**What to work on:** Spot each line in the records below where the word "θεσμῶν" occurs, then copy it.

.....

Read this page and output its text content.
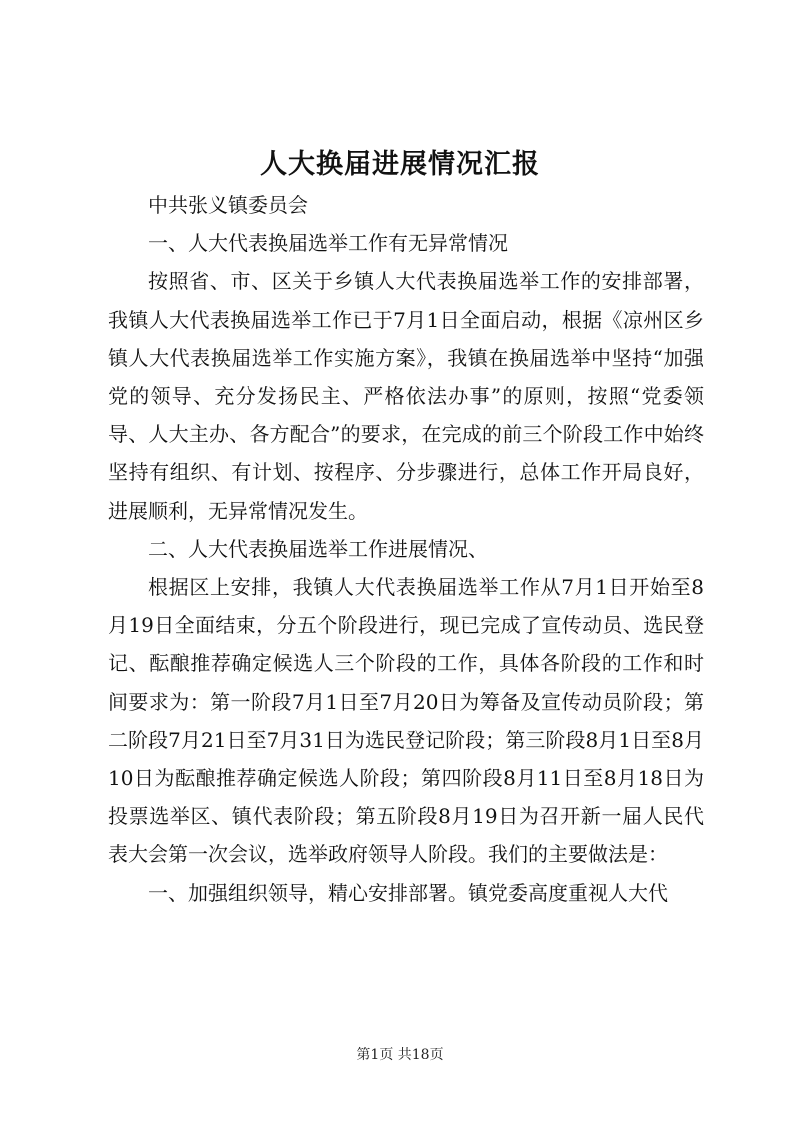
人大换届进展情况汇报

中共张义镇委员会

一、人大代表换届选举工作有无异常情况

按照省、市、区关于乡镇人大代表换届选举工作的安排部署，我镇人大代表换届选举工作已于7月1日全面启动，根据《凉州区乡镇人大代表换届选举工作实施方案》，我镇在换届选举中坚持“加强党的领导、充分发扬民主、严格依法办事”的原则，按照“党委领导、人大主办、各方配合”的要求，在完成的前三个阶段工作中始终坚持有组织、有计划、按程序、分步骤进行，总体工作开局良好，进展顺利，无异常情况发生。

二、人大代表换届选举工作进展情况、

根据区上安排，我镇人大代表换届选举工作从7月1日开始至8月19日全面结束，分五个阶段进行，现已完成了宣传动员、选民登记、酝酿推荐确定候选人三个阶段的工作，具体各阶段的工作和时间要求为：第一阶段7月1日至7月20日为筹备及宣传动员阶段；第二阶段7月21日至7月31日为选民登记阶段；第三阶段8月1日至8月10日为酝酿推荐确定候选人阶段；第四阶段8月11日至8月18日为投票选举区、镇代表阶段；第五阶段8月19日为召开新一届人民代表大会第一次会议，选举政府领导人阶段。我们的主要做法是：

一、加强组织领导，精心安排部署。镇党委高度重视人大代

第1页 共18页
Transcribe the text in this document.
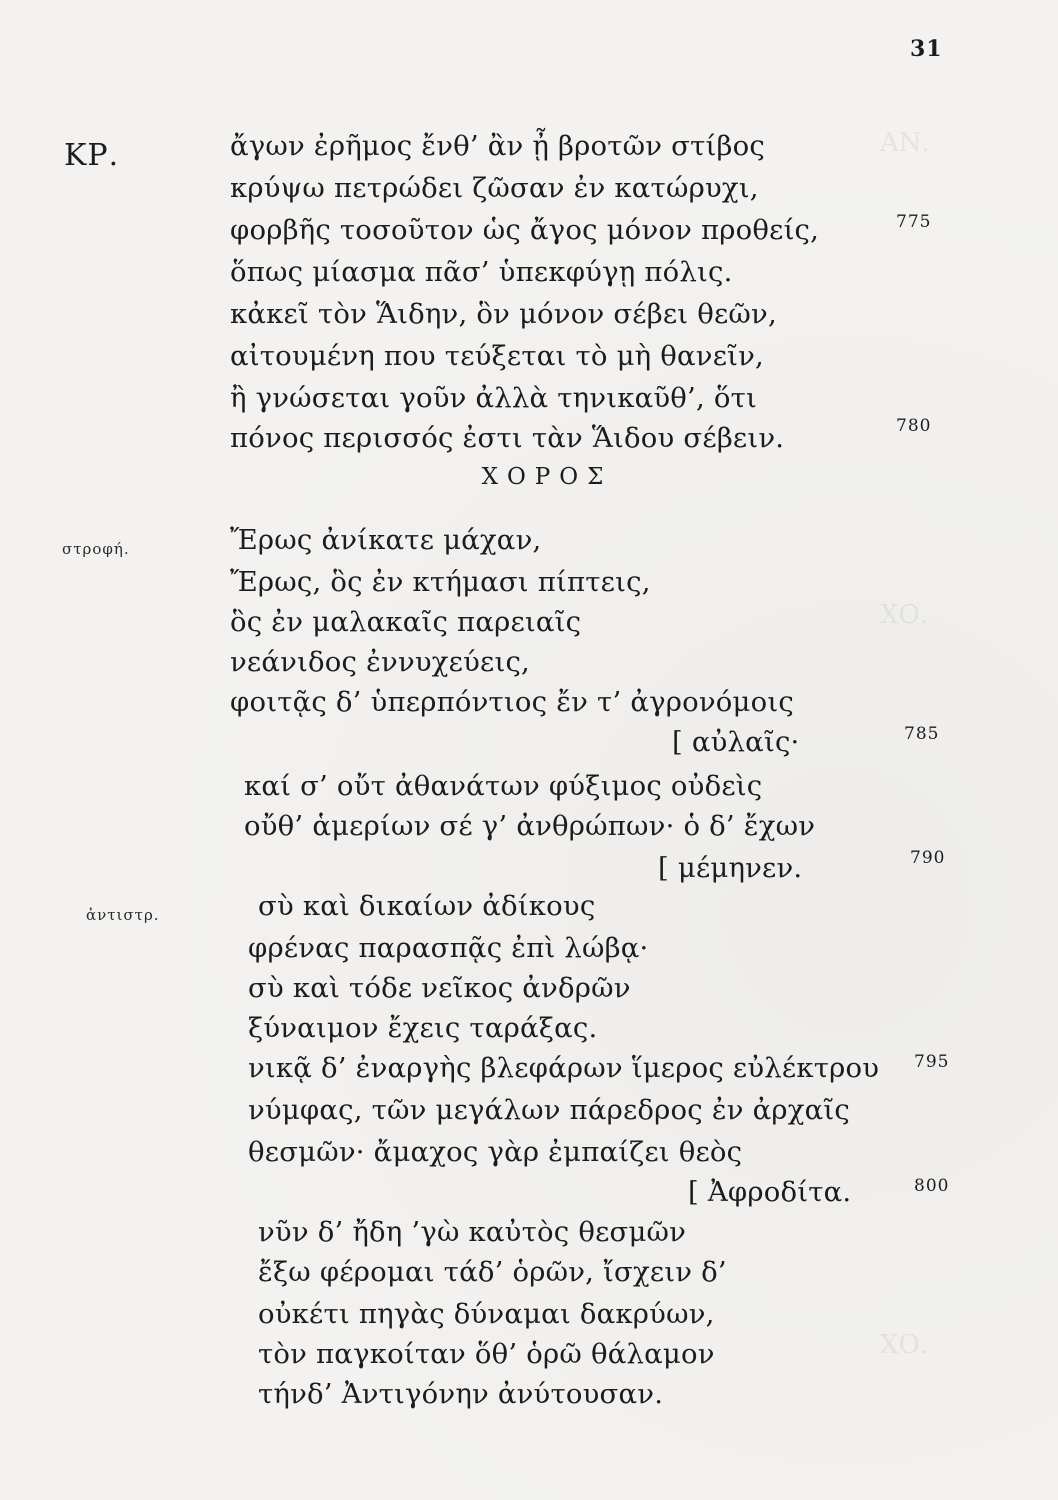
ΑΝ.
ΧΟ.
ΧΟ.
31
ΚΡ.	ἄγων ἐρῆμος ἔνθ’ ἂν ᾖ βροτῶν στίβος
κρύψω πετρώδει ζῶσαν ἐν κατώρυχι,
φορβῆς τοσοῦτον ὡς ἄγος μόνον προθείς,	775
ὅπως μίασμα πᾶσ’ ὑπεκφύγῃ πόλις.
κἀκεῖ τὸν Ἅιδην, ὃν μόνον σέβει θεῶν,
αἰτουμένη που τεύξεται τὸ μὴ θανεῖν,
ἢ γνώσεται γοῦν ἀλλὰ τηνικαῦθ’, ὅτι
πόνος περισσός ἐστι τὰν Ἅιδου σέβειν.	780
ΧΟΡΟΣ
στροφή.	Ἔρως ἀνίκατε μάχαν,
Ἔρως, ὃς ἐν κτήμασι πίπτεις,
ὃς ἐν μαλακαῖς παρειαῖς
νεάνιδος ἐννυχεύεις,
φοιτᾷς δ’ ὑπερπόντιος ἔν τ’ ἀγρονόμοις
[ αὐλαῖς·	785
καί σ’ οὔτ ἀθανάτων φύξιμος οὐδεὶς
οὔθ’ ἁμερίων σέ γ’ ἀνθρώπων· ὁ δ’ ἔχων
[ μέμηνεν.	790
ἀντιστρ.	σὺ καὶ δικαίων ἀδίκους
φρένας παρασπᾷς ἐπὶ λώβᾳ·
σὺ καὶ τόδε νεῖκος ἀνδρῶν
ξύναιμον ἔχεις ταράξας.
νικᾷ δ’ ἐναργὴς βλεφάρων ἵμερος εὐλέκτρου 795
νύμφας, τῶν μεγάλων πάρεδρος ἐν ἀρχαῖς
θεσμῶν· ἄμαχος γὰρ ἐμπαίζει θεὸς
[ Ἀφροδίτα.	800
νῦν δ’ ἤδη ’γὼ καὐτὸς θεσμῶν
ἔξω φέρομαι τάδ’ ὁρῶν, ἴσχειν δ’
οὐκέτι πηγὰς δύναμαι δακρύων,
τὸν παγκοίταν ὅθ’ ὁρῶ θάλαμον
τήνδ’ Ἀντιγόνην ἀνύτουσαν.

.....

**Full response:**
θεσμῶν· ἄμαχος γὰρ ἐμπαίζει θεὸς
νῦν δ’ ἤδη ’γὼ καὐτὸς θεσμῶν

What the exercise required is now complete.